Extracted material:
((

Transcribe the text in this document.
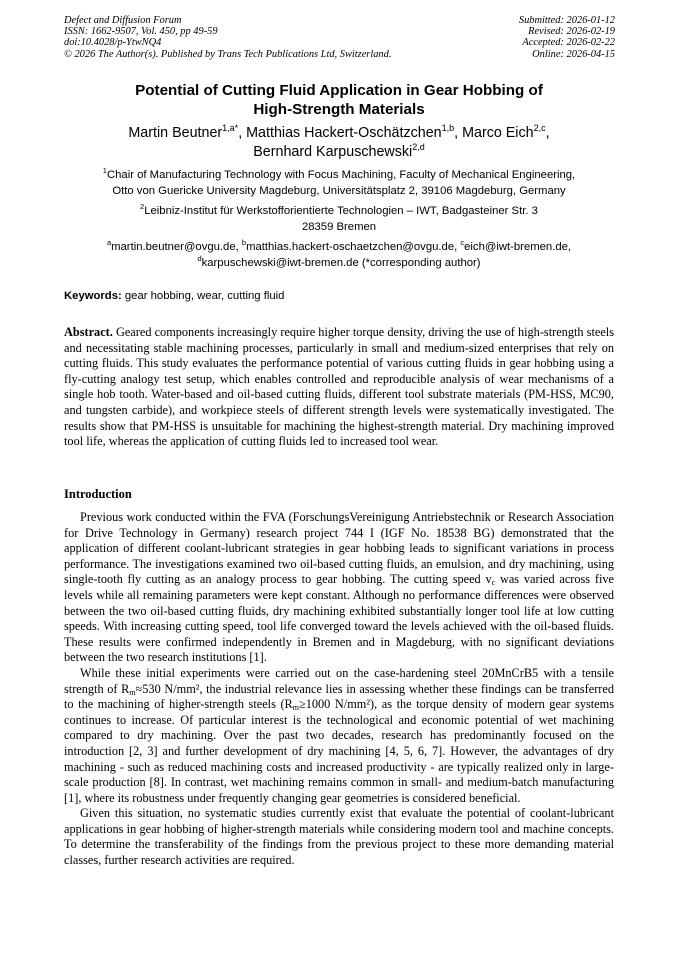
Defect and Diffusion Forum
ISSN: 1662-9507, Vol. 450, pp 49-59
doi:10.4028/p-YtwNQ4
© 2026 The Author(s). Published by Trans Tech Publications Ltd, Switzerland.
Submitted: 2026-01-12
Revised: 2026-02-19
Accepted: 2026-02-22
Online: 2026-04-15
Potential of Cutting Fluid Application in Gear Hobbing of
High-Strength Materials
Martin Beutner$^{1,a*}$, Matthias Hackert-Oschätzchen$^{1,b}$, Marco Eich$^{2,c}$,
Bernhard Karpuschewski$^{2,d}$
$^1$Chair of Manufacturing Technology with Focus Machining, Faculty of Mechanical Engineering,
Otto von Guericke University Magdeburg, Universitätsplatz 2, 39106 Magdeburg, Germany
$^2$Leibniz-Institut für Werkstofforientierte Technologien – IWT, Badgasteiner Str. 3
28359 Bremen
$^a$martin.beutner@ovgu.de, $^b$matthias.hackert-oschaetzchen@ovgu.de, $^c$eich@iwt-bremen.de,
$^d$karpuschewski@iwt-bremen.de (*corresponding author)
Keywords: gear hobbing, wear, cutting fluid

Abstract. Geared components increasingly require higher torque density, driving the use of high-strength steels and necessitating stable machining processes, particularly in small and medium-sized enterprises that rely on cutting fluids. This study evaluates the performance potential of various cutting fluids in gear hobbing using a fly-cutting analogy test setup, which enables controlled and reproducible analysis of wear mechanisms of a single hob tooth. Water-based and oil-based cutting fluids, different tool substrate materials (PM-HSS, MC90, and tungsten carbide), and workpiece steels of different strength levels were systematically investigated. The results show that PM-HSS is unsuitable for machining the highest-strength material. Dry machining improved tool life, whereas the application of cutting fluids led to increased tool wear.

Introduction

Previous work conducted within the FVA (ForschungsVereinigung Antriebstechnik or Research Association for Drive Technology in Germany) research project 744 I (IGF No. 18538 BG) demonstrated that the application of different coolant-lubricant strategies in gear hobbing leads to significant variations in process performance. The investigations examined two oil-based cutting fluids, an emulsion, and dry machining, using single-tooth fly cutting as an analogy process to gear hobbing. The cutting speed $v_c$ was varied across five levels while all remaining parameters were kept constant. Although no performance differences were observed between the two oil-based cutting fluids, dry machining exhibited substantially longer tool life at low cutting speeds. With increasing cutting speed, tool life converged toward the levels achieved with the oil-based fluids. These results were confirmed independently in Bremen and in Magdeburg, with no significant deviations between the two research institutions [1].

While these initial experiments were carried out on the case-hardening steel 20MnCrB5 with a tensile strength of $R_m\approx 530$ N/mm², the industrial relevance lies in assessing whether these findings can be transferred to the machining of higher-strength steels ($R_m\ge 1000$ N/mm²), as the torque density of modern gear systems continues to increase. Of particular interest is the technological and economic potential of wet machining compared to dry machining. Over the past two decades, research has predominantly focused on the introduction [2, 3] and further development of dry machining [4, 5, 6, 7]. However, the advantages of dry machining - such as reduced machining costs and increased productivity - are typically realized only in large-scale production [8]. In contrast, wet machining remains common in small- and medium-batch manufacturing [1], where its robustness under frequently changing gear geometries is considered beneficial.

Given this situation, no systematic studies currently exist that evaluate the potential of coolant-lubricant applications in gear hobbing of higher-strength materials while considering modern tool and machine concepts. To determine the transferability of the findings from the previous project to these more demanding material classes, further research activities are required.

))

Write the listing above out again exactly, dropping each image.

Transcribe the text in this document.
Defect and Diffusion Forum
ISSN: 1662-9507, Vol. 450, pp 49-59
doi:10.4028/p-YtwNQ4
© 2026 The Author(s). Published by Trans Tech Publications Ltd, Switzerland.
Submitted: 2026-01-12
Revised: 2026-02-19
Accepted: 2026-02-22
Online: 2026-04-15
Potential of Cutting Fluid Application in Gear Hobbing of
High-Strength Materials
Martin Beutner$^{1,a*}$, Matthias Hackert-Oschätzchen$^{1,b}$, Marco Eich$^{2,c}$,
Bernhard Karpuschewski$^{2,d}$
$^1$Chair of Manufacturing Technology with Focus Machining, Faculty of Mechanical Engineering,
Otto von Guericke University Magdeburg, Universitätsplatz 2, 39106 Magdeburg, Germany
$^2$Leibniz-Institut für Werkstofforientierte Technologien – IWT, Badgasteiner Str. 3
28359 Bremen
$^a$martin.beutner@ovgu.de, $^b$matthias.hackert-oschaetzchen@ovgu.de, $^c$eich@iwt-bremen.de,
$^d$karpuschewski@iwt-bremen.de (*corresponding author)
Keywords: gear hobbing, wear, cutting fluid

Abstract. Geared components increasingly require higher torque density, driving the use of high-strength steels and necessitating stable machining processes, particularly in small and medium-sized enterprises that rely on cutting fluids. This study evaluates the performance potential of various cutting fluids in gear hobbing using a fly-cutting analogy test setup, which enables controlled and reproducible analysis of wear mechanisms of a single hob tooth. Water-based and oil-based cutting fluids, different tool substrate materials (PM-HSS, MC90, and tungsten carbide), and workpiece steels of different strength levels were systematically investigated. The results show that PM-HSS is unsuitable for machining the highest-strength material. Dry machining improved tool life, whereas the application of cutting fluids led to increased tool wear.

Introduction

Previous work conducted within the FVA (ForschungsVereinigung Antriebstechnik or Research Association for Drive Technology in Germany) research project 744 I (IGF No. 18538 BG) demonstrated that the application of different coolant-lubricant strategies in gear hobbing leads to significant variations in process performance. The investigations examined two oil-based cutting fluids, an emulsion, and dry machining, using single-tooth fly cutting as an analogy process to gear hobbing. The cutting speed $v_c$ was varied across five levels while all remaining parameters were kept constant. Although no performance differences were observed between the two oil-based cutting fluids, dry machining exhibited substantially longer tool life at low cutting speeds. With increasing cutting speed, tool life converged toward the levels achieved with the oil-based fluids. These results were confirmed independently in Bremen and in Magdeburg, with no significant deviations between the two research institutions [1].

While these initial experiments were carried out on the case-hardening steel 20MnCrB5 with a tensile strength of $R_m\approx 530$ N/mm², the industrial relevance lies in assessing whether these findings can be transferred to the machining of higher-strength steels ($R_m\ge 1000$ N/mm²), as the torque density of modern gear systems continues to increase. Of particular interest is the technological and economic potential of wet machining compared to dry machining. Over the past two decades, research has predominantly focused on the introduction [2, 3] and further development of dry machining [4, 5, 6, 7]. However, the advantages of dry machining - such as reduced machining costs and increased productivity - are typically realized only in large-scale production [8]. In contrast, wet machining remains common in small- and medium-batch manufacturing [1], where its robustness under frequently changing gear geometries is considered beneficial.

Given this situation, no systematic studies currently exist that evaluate the potential of coolant-lubricant applications in gear hobbing of higher-strength materials while considering modern tool and machine concepts. To determine the transferability of the findings from the previous project to these more demanding material classes, further research activities are required.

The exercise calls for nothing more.